**Set exercise**
Please give the data below again in full, exactly as it stands.

START Data in this exercise

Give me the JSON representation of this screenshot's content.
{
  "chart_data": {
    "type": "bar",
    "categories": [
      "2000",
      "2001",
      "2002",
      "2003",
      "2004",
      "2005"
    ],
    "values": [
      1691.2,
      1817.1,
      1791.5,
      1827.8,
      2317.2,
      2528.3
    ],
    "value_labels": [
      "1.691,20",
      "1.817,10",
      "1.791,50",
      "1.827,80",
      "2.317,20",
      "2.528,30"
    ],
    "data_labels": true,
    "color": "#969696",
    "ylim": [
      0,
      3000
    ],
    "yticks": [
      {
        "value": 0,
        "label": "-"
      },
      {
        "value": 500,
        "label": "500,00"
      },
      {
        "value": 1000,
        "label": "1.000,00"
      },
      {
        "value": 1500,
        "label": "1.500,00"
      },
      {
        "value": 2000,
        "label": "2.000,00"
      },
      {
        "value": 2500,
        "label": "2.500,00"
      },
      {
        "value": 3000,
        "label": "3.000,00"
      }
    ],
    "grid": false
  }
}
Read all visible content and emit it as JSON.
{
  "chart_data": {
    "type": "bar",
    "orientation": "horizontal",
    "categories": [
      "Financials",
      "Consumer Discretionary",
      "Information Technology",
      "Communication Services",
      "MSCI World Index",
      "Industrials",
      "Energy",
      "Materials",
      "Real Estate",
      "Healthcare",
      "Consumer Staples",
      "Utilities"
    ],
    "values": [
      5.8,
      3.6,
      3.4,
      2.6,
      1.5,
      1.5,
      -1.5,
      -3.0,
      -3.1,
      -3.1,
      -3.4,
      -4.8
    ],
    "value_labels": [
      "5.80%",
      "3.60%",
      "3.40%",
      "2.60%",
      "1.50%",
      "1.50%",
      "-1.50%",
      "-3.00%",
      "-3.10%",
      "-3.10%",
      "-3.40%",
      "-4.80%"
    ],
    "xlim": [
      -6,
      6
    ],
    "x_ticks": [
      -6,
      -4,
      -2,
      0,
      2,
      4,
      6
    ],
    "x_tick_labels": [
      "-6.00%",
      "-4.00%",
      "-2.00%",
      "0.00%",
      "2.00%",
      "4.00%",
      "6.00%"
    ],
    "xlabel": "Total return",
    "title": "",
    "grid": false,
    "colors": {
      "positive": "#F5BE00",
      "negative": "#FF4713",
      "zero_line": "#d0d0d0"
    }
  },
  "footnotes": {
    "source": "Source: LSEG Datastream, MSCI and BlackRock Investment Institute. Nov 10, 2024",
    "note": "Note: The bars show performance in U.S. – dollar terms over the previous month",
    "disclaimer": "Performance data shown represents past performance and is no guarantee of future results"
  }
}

END Data in this exercise

**Response below**
Give me the JSON representation of this screenshot's content.
{
  "chart_data": {
    "type": "bar",
    "categories": [
      "2000",
      "2001",
      "2002",
      "2003",
      "2004",
      "2005"
    ],
    "values": [
      1691.2,
      1817.1,
      1791.5,
      1827.8,
      2317.2,
      2528.3
    ],
    "value_labels": [
      "1.691,20",
      "1.817,10",
      "1.791,50",
      "1.827,80",
      "2.317,20",
      "2.528,30"
    ],
    "data_labels": true,
    "color": "#969696",
    "ylim": [
      0,
      3000
    ],
    "yticks": [
      {
        "value": 0,
        "label": "-"
      },
      {
        "value": 500,
        "label": "500,00"
      },
      {
        "value": 1000,
        "label": "1.000,00"
      },
      {
        "value": 1500,
        "label": "1.500,00"
      },
      {
        "value": 2000,
        "label": "2.000,00"
      },
      {
        "value": 2500,
        "label": "2.500,00"
      },
      {
        "value": 3000,
        "label": "3.000,00"
      }
    ],
    "grid": false
  }
}
Read all visible content and emit it as JSON.
{
  "chart_data": {
    "type": "bar",
    "orientation": "horizontal",
    "categories": [
      "Financials",
      "Consumer Discretionary",
      "Information Technology",
      "Communication Services",
      "MSCI World Index",
      "Industrials",
      "Energy",
      "Materials",
      "Real Estate",
      "Healthcare",
      "Consumer Staples",
      "Utilities"
    ],
    "values": [
      5.8,
      3.6,
      3.4,
      2.6,
      1.5,
      1.5,
      -1.5,
      -3.0,
      -3.1,
      -3.1,
      -3.4,
      -4.8
    ],
    "value_labels": [
      "5.80%",
      "3.60%",
      "3.40%",
      "2.60%",
      "1.50%",
      "1.50%",
      "-1.50%",
      "-3.00%",
      "-3.10%",
      "-3.10%",
      "-3.40%",
      "-4.80%"
    ],
    "xlim": [
      -6,
      6
    ],
    "x_ticks": [
      -6,
      -4,
      -2,
      0,
      2,
      4,
      6
    ],
    "x_tick_labels": [
      "-6.00%",
      "-4.00%",
      "-2.00%",
      "0.00%",
      "2.00%",
      "4.00%",
      "6.00%"
    ],
    "xlabel": "Total return",
    "title": "",
    "grid": false,
    "colors": {
      "positive": "#F5BE00",
      "negative": "#FF4713",
      "zero_line": "#d0d0d0"
    }
  },
  "footnotes": {
    "source": "Source: LSEG Datastream, MSCI and BlackRock Investment Institute. Nov 10, 2024",
    "note": "Note: The bars show performance in U.S. – dollar terms over the previous month",
    "disclaimer": "Performance data shown represents past performance and is no guarantee of future results"
  }
}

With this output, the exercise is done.